TASK INSTRUCTIONS:
Extract all of the data and reproduce it precisely.

- - - - - - -

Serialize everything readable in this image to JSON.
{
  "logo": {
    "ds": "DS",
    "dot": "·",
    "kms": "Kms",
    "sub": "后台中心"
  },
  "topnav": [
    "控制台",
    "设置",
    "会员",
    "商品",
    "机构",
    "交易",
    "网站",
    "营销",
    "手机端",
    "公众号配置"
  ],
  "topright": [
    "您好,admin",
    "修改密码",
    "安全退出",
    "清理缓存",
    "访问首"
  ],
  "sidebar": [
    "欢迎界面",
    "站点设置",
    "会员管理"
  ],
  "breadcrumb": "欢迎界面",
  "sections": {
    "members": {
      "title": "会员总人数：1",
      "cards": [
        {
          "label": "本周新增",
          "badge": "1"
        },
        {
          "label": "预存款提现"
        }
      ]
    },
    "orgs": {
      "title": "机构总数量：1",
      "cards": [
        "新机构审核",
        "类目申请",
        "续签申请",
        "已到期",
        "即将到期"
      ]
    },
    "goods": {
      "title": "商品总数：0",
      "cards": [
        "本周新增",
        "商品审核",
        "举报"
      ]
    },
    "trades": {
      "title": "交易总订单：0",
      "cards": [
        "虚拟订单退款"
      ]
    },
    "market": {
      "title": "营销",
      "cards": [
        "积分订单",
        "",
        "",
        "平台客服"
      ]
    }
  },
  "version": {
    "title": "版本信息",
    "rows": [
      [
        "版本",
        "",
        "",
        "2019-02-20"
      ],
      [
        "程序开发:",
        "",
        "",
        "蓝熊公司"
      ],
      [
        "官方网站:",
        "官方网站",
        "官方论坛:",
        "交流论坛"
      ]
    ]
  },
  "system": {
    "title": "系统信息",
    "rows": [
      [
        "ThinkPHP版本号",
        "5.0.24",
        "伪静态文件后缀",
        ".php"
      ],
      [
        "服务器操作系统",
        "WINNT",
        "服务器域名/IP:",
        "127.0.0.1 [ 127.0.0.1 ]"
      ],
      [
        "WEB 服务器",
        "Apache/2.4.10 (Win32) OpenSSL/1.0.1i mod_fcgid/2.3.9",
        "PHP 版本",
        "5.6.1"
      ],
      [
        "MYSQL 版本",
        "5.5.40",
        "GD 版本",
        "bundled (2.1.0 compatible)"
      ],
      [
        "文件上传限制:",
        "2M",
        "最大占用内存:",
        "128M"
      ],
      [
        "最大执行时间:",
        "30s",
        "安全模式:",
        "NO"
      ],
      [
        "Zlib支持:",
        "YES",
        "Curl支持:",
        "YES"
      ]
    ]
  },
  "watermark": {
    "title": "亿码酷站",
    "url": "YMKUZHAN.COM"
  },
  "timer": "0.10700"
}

- - - - - - -

FULL ANSWER:
Serialize everything readable in this image to JSON.
{
  "logo": {
    "ds": "DS",
    "dot": "·",
    "kms": "Kms",
    "sub": "后台中心"
  },
  "topnav": [
    "控制台",
    "设置",
    "会员",
    "商品",
    "机构",
    "交易",
    "网站",
    "营销",
    "手机端",
    "公众号配置"
  ],
  "topright": [
    "您好,admin",
    "修改密码",
    "安全退出",
    "清理缓存",
    "访问首"
  ],
  "sidebar": [
    "欢迎界面",
    "站点设置",
    "会员管理"
  ],
  "breadcrumb": "欢迎界面",
  "sections": {
    "members": {
      "title": "会员总人数：1",
      "cards": [
        {
          "label": "本周新增",
          "badge": "1"
        },
        {
          "label": "预存款提现"
        }
      ]
    },
    "orgs": {
      "title": "机构总数量：1",
      "cards": [
        "新机构审核",
        "类目申请",
        "续签申请",
        "已到期",
        "即将到期"
      ]
    },
    "goods": {
      "title": "商品总数：0",
      "cards": [
        "本周新增",
        "商品审核",
        "举报"
      ]
    },
    "trades": {
      "title": "交易总订单：0",
      "cards": [
        "虚拟订单退款"
      ]
    },
    "market": {
      "title": "营销",
      "cards": [
        "积分订单",
        "",
        "",
        "平台客服"
      ]
    }
  },
  "version": {
    "title": "版本信息",
    "rows": [
      [
        "版本",
        "",
        "",
        "2019-02-20"
      ],
      [
        "程序开发:",
        "",
        "",
        "蓝熊公司"
      ],
      [
        "官方网站:",
        "官方网站",
        "官方论坛:",
        "交流论坛"
      ]
    ]
  },
  "system": {
    "title": "系统信息",
    "rows": [
      [
        "ThinkPHP版本号",
        "5.0.24",
        "伪静态文件后缀",
        ".php"
      ],
      [
        "服务器操作系统",
        "WINNT",
        "服务器域名/IP:",
        "127.0.0.1 [ 127.0.0.1 ]"
      ],
      [
        "WEB 服务器",
        "Apache/2.4.10 (Win32) OpenSSL/1.0.1i mod_fcgid/2.3.9",
        "PHP 版本",
        "5.6.1"
      ],
      [
        "MYSQL 版本",
        "5.5.40",
        "GD 版本",
        "bundled (2.1.0 compatible)"
      ],
      [
        "文件上传限制:",
        "2M",
        "最大占用内存:",
        "128M"
      ],
      [
        "最大执行时间:",
        "30s",
        "安全模式:",
        "NO"
      ],
      [
        "Zlib支持:",
        "YES",
        "Curl支持:",
        "YES"
      ]
    ]
  },
  "watermark": {
    "title": "亿码酷站",
    "url": "YMKUZHAN.COM"
  },
  "timer": "0.10700"
}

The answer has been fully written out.